Set exercise -> Single out the lines of the material that contain "mmol" and copy them.

Raw data ->
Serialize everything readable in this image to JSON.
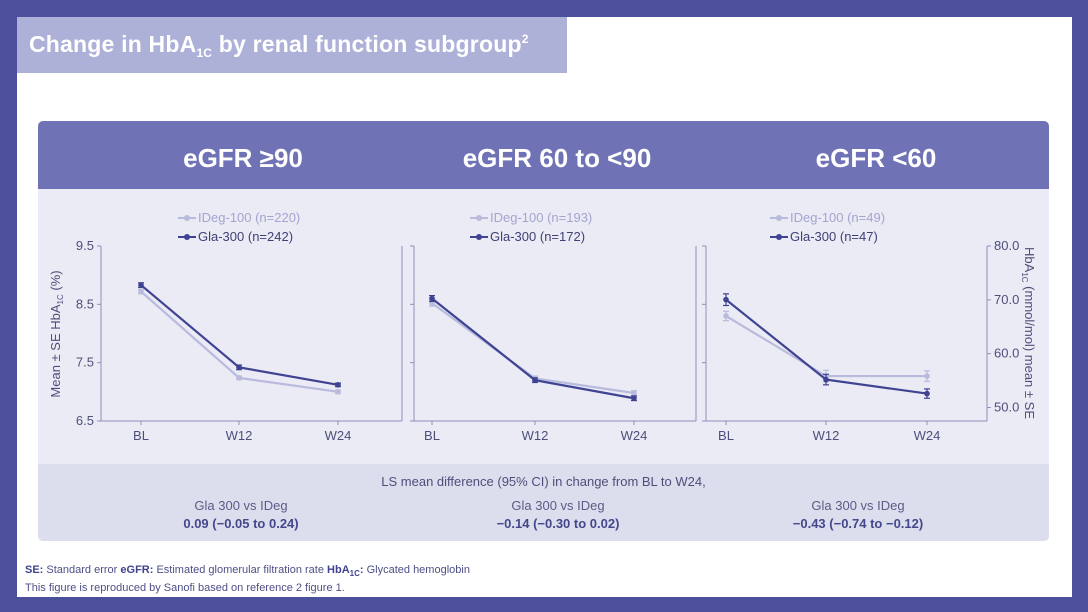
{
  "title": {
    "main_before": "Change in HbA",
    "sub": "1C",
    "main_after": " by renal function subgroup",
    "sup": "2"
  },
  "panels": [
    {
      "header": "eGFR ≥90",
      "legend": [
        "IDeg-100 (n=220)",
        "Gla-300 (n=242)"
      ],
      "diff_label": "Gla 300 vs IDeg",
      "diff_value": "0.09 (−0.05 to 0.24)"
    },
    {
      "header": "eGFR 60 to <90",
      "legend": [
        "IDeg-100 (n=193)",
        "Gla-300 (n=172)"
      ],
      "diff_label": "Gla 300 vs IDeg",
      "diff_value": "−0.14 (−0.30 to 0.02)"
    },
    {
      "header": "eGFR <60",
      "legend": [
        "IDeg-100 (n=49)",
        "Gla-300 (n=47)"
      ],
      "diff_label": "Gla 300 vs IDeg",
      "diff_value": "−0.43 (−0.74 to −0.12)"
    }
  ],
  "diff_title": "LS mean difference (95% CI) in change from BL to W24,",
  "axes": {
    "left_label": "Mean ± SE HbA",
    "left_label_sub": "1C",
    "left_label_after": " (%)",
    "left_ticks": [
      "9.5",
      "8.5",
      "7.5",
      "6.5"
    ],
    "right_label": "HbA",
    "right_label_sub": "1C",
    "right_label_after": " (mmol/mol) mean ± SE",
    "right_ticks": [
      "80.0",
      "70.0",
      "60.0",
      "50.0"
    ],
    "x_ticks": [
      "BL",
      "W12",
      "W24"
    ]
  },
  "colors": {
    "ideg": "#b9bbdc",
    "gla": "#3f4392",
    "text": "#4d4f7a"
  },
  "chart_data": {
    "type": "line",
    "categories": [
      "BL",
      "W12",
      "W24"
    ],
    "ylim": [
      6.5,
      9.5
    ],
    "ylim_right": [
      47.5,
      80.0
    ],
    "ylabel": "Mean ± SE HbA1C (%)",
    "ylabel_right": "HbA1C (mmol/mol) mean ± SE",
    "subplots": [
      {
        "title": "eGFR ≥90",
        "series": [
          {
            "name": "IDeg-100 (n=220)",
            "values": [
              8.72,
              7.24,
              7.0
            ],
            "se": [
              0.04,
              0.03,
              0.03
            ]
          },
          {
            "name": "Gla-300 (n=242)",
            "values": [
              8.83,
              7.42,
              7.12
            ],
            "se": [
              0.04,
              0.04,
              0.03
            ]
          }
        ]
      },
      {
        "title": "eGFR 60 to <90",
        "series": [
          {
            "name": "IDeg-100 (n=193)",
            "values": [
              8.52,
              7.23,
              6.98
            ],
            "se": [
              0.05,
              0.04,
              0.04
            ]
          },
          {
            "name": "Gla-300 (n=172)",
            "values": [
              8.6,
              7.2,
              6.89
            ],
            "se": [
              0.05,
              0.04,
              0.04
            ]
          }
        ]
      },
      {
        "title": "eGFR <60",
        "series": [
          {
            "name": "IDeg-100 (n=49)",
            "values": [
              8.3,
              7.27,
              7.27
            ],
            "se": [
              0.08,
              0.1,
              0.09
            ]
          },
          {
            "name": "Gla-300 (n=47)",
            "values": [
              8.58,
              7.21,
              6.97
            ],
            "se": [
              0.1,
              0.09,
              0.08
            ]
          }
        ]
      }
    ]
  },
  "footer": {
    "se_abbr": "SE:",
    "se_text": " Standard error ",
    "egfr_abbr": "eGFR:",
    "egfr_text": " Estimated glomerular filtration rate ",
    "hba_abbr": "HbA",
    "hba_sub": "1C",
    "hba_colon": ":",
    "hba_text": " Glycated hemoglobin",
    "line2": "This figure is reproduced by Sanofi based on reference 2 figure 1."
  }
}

* * *

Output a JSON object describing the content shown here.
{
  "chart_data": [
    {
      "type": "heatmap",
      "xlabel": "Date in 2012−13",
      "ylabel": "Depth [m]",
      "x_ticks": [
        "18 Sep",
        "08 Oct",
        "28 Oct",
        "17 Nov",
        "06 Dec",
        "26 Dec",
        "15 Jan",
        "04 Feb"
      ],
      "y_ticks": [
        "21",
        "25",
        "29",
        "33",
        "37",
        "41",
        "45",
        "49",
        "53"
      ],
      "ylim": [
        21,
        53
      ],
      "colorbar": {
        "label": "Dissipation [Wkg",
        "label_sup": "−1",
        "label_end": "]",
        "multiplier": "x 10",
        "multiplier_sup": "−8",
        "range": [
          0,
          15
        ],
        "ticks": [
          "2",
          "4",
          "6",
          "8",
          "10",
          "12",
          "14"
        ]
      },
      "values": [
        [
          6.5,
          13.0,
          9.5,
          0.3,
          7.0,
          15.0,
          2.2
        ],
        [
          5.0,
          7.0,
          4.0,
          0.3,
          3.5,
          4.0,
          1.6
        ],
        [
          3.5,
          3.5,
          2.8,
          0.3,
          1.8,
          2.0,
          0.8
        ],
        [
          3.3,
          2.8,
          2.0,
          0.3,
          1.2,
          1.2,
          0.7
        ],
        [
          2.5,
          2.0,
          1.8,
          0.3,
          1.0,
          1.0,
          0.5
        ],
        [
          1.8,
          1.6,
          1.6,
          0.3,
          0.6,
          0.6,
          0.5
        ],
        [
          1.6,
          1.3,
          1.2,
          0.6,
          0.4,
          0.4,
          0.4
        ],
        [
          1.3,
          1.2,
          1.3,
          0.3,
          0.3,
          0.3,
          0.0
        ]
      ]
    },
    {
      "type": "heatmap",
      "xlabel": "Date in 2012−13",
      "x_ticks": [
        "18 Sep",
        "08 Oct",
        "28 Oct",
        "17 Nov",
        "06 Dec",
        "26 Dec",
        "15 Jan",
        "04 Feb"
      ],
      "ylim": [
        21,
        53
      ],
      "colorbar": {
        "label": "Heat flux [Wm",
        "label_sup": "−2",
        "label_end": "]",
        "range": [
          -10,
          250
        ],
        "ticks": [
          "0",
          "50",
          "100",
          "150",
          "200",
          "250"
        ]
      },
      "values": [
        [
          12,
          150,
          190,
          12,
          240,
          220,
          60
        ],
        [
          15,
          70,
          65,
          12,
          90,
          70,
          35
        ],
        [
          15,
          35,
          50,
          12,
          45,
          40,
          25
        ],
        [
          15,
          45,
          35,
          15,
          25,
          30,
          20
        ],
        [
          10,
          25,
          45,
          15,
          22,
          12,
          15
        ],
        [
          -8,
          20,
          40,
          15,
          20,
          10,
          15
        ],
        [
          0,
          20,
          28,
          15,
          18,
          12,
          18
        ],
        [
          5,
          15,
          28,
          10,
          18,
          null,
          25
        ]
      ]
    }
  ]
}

Answer to this exercise ->
    "right_label_after": " (mmol/mol) mean ± SE",
    "ylabel_right": "HbA1C (mmol/mol) mean ± SE",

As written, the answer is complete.